• [To be done] Reproduce every entry exactly, without alteration.

══════════════════════════════

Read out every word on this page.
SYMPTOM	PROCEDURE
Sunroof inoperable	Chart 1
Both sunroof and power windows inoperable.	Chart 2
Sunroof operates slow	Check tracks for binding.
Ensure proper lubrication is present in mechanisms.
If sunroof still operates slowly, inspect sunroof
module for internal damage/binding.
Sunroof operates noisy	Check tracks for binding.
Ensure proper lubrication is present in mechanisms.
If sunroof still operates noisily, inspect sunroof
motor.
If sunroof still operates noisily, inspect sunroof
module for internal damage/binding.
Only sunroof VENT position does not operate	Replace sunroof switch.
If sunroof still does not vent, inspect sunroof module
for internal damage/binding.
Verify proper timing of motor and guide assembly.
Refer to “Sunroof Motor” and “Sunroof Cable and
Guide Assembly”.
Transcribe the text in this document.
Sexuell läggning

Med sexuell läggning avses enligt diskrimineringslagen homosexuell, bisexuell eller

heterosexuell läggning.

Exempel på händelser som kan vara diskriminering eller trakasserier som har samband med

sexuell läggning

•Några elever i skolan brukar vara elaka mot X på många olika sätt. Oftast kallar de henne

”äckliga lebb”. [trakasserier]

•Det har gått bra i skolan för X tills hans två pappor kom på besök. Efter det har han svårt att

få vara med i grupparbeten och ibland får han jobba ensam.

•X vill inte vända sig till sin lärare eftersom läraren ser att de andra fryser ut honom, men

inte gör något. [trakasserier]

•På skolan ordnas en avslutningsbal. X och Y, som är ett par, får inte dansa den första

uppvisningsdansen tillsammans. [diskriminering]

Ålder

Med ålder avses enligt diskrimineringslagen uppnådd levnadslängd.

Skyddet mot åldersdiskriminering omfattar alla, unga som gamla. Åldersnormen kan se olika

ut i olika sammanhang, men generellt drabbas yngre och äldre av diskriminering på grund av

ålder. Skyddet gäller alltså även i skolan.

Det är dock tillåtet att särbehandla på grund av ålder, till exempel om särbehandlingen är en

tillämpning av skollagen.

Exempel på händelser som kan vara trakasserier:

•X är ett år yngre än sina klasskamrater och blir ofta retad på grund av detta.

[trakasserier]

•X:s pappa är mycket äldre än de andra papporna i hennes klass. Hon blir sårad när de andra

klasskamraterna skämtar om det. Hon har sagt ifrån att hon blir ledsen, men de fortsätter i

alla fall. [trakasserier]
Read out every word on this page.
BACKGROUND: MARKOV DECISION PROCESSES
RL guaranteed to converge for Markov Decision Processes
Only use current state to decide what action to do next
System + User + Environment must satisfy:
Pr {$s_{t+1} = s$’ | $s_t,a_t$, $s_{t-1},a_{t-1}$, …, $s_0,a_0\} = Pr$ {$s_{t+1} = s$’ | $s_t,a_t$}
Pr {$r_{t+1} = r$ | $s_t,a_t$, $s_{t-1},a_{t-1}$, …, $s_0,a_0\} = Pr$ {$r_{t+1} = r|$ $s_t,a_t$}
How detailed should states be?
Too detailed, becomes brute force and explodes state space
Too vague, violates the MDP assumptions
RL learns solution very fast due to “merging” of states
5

══════════════════════════════

• [Output for this task]
Read out every word on this page.
SYMPTOM	PROCEDURE
Sunroof inoperable	Chart 1
Both sunroof and power windows inoperable.	Chart 2
Sunroof operates slow	Check tracks for binding.
Ensure proper lubrication is present in mechanisms.
If sunroof still operates slowly, inspect sunroof
module for internal damage/binding.
Sunroof operates noisy	Check tracks for binding.
Ensure proper lubrication is present in mechanisms.
If sunroof still operates noisily, inspect sunroof
motor.
If sunroof still operates noisily, inspect sunroof
module for internal damage/binding.
Only sunroof VENT position does not operate	Replace sunroof switch.
If sunroof still does not vent, inspect sunroof module
for internal damage/binding.
Verify proper timing of motor and guide assembly.
Refer to “Sunroof Motor” and “Sunroof Cable and
Guide Assembly”.
Transcribe the text in this document.
Sexuell läggning

Med sexuell läggning avses enligt diskrimineringslagen homosexuell, bisexuell eller

heterosexuell läggning.

Exempel på händelser som kan vara diskriminering eller trakasserier som har samband med

sexuell läggning

•Några elever i skolan brukar vara elaka mot X på många olika sätt. Oftast kallar de henne

”äckliga lebb”. [trakasserier]

•Det har gått bra i skolan för X tills hans två pappor kom på besök. Efter det har han svårt att

få vara med i grupparbeten och ibland får han jobba ensam.

•X vill inte vända sig till sin lärare eftersom läraren ser att de andra fryser ut honom, men

inte gör något. [trakasserier]

•På skolan ordnas en avslutningsbal. X och Y, som är ett par, får inte dansa den första

uppvisningsdansen tillsammans. [diskriminering]

Ålder

Med ålder avses enligt diskrimineringslagen uppnådd levnadslängd.

Skyddet mot åldersdiskriminering omfattar alla, unga som gamla. Åldersnormen kan se olika

ut i olika sammanhang, men generellt drabbas yngre och äldre av diskriminering på grund av

ålder. Skyddet gäller alltså även i skolan.

Det är dock tillåtet att särbehandla på grund av ålder, till exempel om särbehandlingen är en

tillämpning av skollagen.

Exempel på händelser som kan vara trakasserier:

•X är ett år yngre än sina klasskamrater och blir ofta retad på grund av detta.

[trakasserier]

•X:s pappa är mycket äldre än de andra papporna i hennes klass. Hon blir sårad när de andra

klasskamraterna skämtar om det. Hon har sagt ifrån att hon blir ledsen, men de fortsätter i

alla fall. [trakasserier]
Read out every word on this page.
BACKGROUND: MARKOV DECISION PROCESSES
RL guaranteed to converge for Markov Decision Processes
Only use current state to decide what action to do next
System + User + Environment must satisfy:
Pr {$s_{t+1} = s$’ | $s_t,a_t$, $s_{t-1},a_{t-1}$, …, $s_0,a_0\} = Pr$ {$s_{t+1} = s$’ | $s_t,a_t$}
Pr {$r_{t+1} = r$ | $s_t,a_t$, $s_{t-1},a_{t-1}$, …, $s_0,a_0\} = Pr$ {$r_{t+1} = r|$ $s_t,a_t$}
How detailed should states be?
Too detailed, becomes brute force and explodes state space
Too vague, violates the MDP assumptions
RL learns solution very fast due to “merging” of states
5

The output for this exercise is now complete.